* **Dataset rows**

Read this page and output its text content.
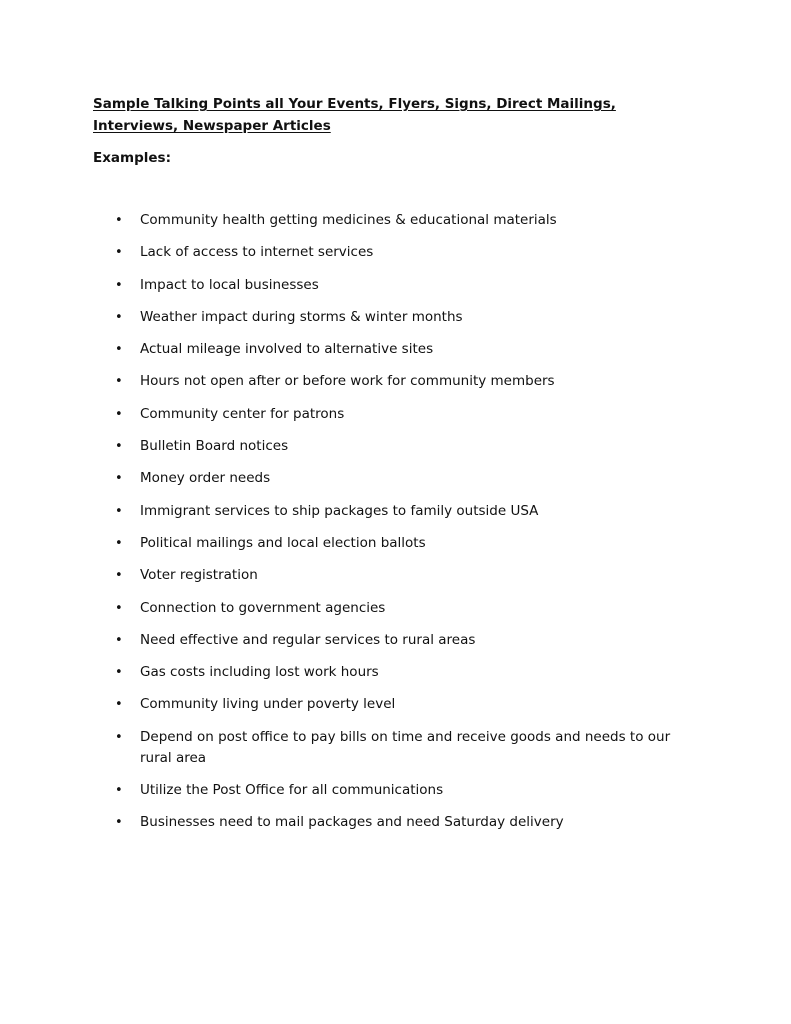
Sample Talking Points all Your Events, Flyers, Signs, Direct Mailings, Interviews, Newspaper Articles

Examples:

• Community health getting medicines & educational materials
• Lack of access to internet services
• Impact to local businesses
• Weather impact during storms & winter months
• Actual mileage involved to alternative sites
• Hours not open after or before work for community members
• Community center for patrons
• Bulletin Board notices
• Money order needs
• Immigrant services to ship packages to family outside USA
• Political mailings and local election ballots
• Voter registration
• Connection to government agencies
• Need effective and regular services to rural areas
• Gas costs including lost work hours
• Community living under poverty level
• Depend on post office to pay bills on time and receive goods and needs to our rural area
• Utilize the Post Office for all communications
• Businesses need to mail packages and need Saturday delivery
---
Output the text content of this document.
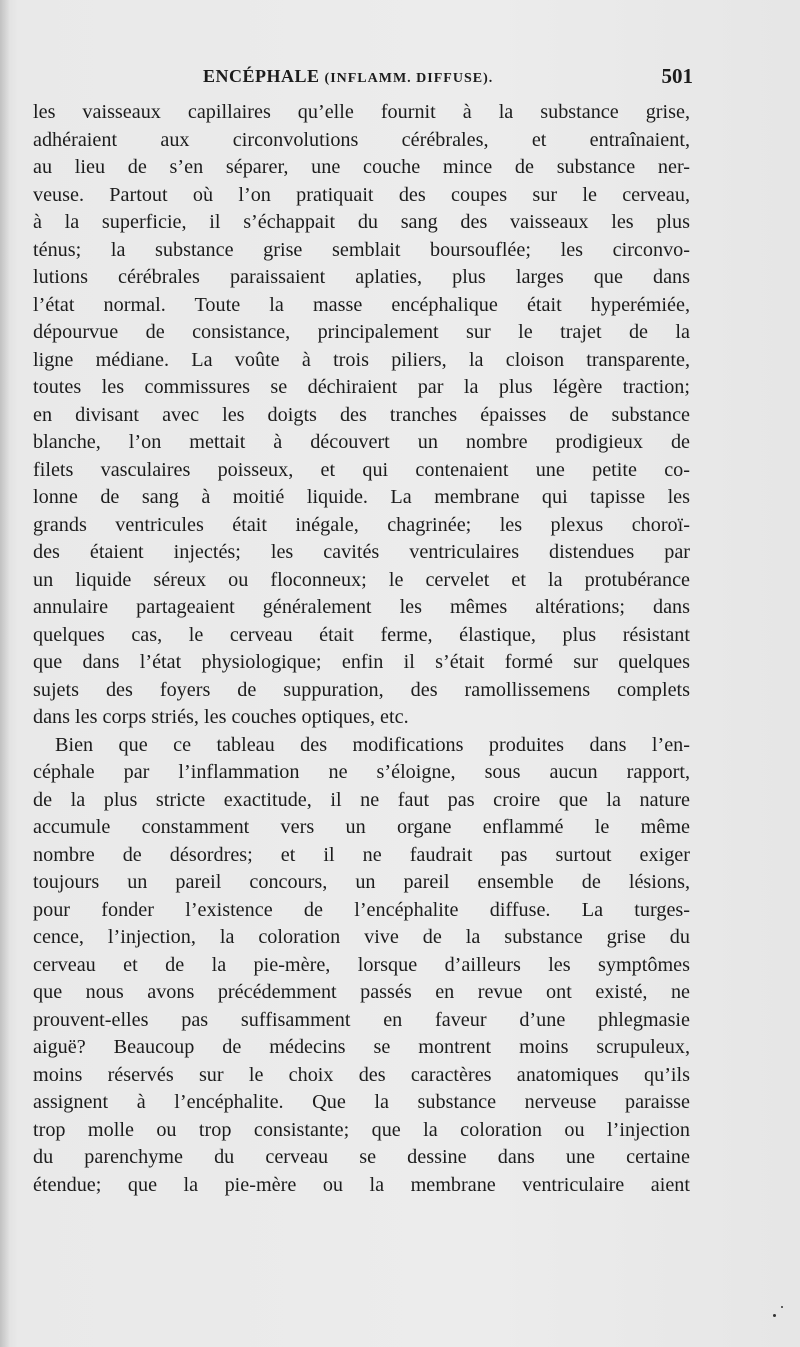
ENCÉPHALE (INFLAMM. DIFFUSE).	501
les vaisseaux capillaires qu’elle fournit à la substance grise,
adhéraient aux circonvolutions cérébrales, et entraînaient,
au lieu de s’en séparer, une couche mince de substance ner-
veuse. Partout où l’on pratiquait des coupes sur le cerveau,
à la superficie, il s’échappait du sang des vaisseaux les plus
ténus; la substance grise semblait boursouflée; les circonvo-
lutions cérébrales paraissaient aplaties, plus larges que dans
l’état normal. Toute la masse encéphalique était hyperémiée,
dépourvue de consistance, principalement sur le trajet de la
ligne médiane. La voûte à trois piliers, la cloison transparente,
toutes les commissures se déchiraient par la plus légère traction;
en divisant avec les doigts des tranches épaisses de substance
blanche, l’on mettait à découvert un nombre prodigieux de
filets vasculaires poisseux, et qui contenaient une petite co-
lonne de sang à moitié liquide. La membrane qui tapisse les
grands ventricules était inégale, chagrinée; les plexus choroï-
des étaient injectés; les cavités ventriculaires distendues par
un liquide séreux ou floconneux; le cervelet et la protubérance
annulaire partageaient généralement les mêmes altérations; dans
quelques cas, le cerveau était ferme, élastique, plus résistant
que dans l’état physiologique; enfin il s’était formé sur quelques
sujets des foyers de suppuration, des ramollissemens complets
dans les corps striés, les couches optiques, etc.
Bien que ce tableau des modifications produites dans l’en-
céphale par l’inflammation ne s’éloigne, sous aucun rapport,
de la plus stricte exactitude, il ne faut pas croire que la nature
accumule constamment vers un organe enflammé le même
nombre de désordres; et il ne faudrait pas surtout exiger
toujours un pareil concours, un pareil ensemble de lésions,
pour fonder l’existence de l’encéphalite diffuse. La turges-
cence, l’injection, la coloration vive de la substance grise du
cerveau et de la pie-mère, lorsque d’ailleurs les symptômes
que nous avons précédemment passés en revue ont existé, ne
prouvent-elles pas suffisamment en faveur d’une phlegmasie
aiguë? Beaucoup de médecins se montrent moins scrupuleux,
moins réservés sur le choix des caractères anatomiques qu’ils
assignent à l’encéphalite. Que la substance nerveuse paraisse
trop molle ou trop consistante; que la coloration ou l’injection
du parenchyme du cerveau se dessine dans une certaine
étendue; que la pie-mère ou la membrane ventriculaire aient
==
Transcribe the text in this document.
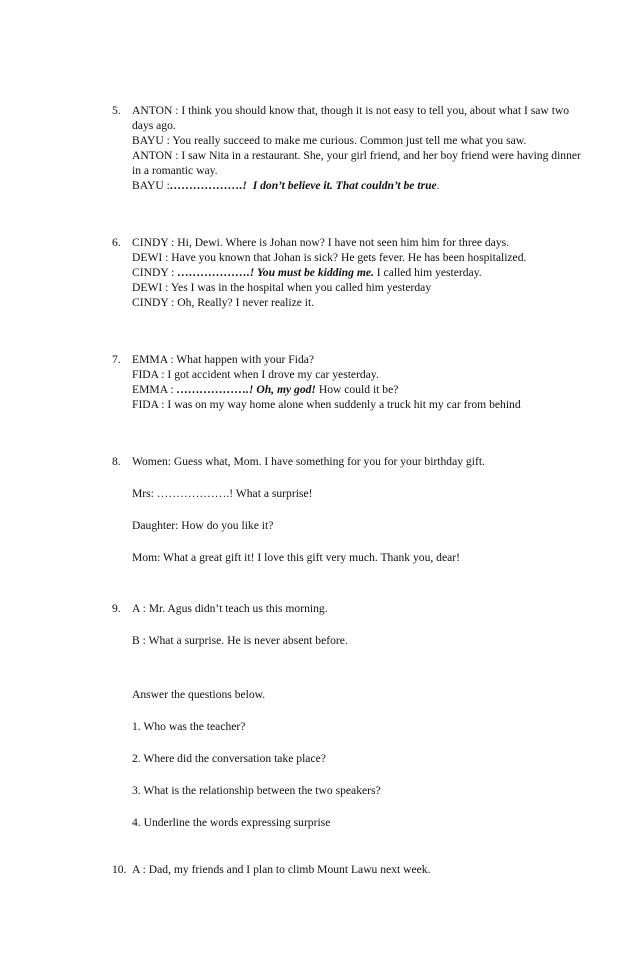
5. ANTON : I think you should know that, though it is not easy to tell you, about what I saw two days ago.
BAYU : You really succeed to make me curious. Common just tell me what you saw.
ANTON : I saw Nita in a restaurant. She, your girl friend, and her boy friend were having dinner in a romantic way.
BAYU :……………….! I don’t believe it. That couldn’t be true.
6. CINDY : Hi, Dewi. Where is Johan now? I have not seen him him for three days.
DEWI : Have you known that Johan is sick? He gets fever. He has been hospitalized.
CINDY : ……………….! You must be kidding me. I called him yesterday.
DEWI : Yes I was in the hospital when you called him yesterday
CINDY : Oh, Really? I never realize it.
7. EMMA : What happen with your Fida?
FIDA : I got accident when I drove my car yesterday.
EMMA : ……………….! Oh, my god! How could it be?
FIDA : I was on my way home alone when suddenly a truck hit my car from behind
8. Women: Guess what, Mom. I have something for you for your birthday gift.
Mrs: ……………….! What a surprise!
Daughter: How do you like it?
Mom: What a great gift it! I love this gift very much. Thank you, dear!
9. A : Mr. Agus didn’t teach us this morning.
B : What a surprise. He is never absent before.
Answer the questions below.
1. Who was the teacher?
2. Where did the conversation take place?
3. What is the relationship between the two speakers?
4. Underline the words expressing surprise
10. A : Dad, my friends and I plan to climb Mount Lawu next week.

* **SET TASK**
Identify and list each line with the word "tell".

* **THE SOLUTION**
5. ANTON : I think you should know that, though it is not easy to tell you, about what I saw two days ago.
BAYU : You really succeed to make me curious. Common just tell me what you saw.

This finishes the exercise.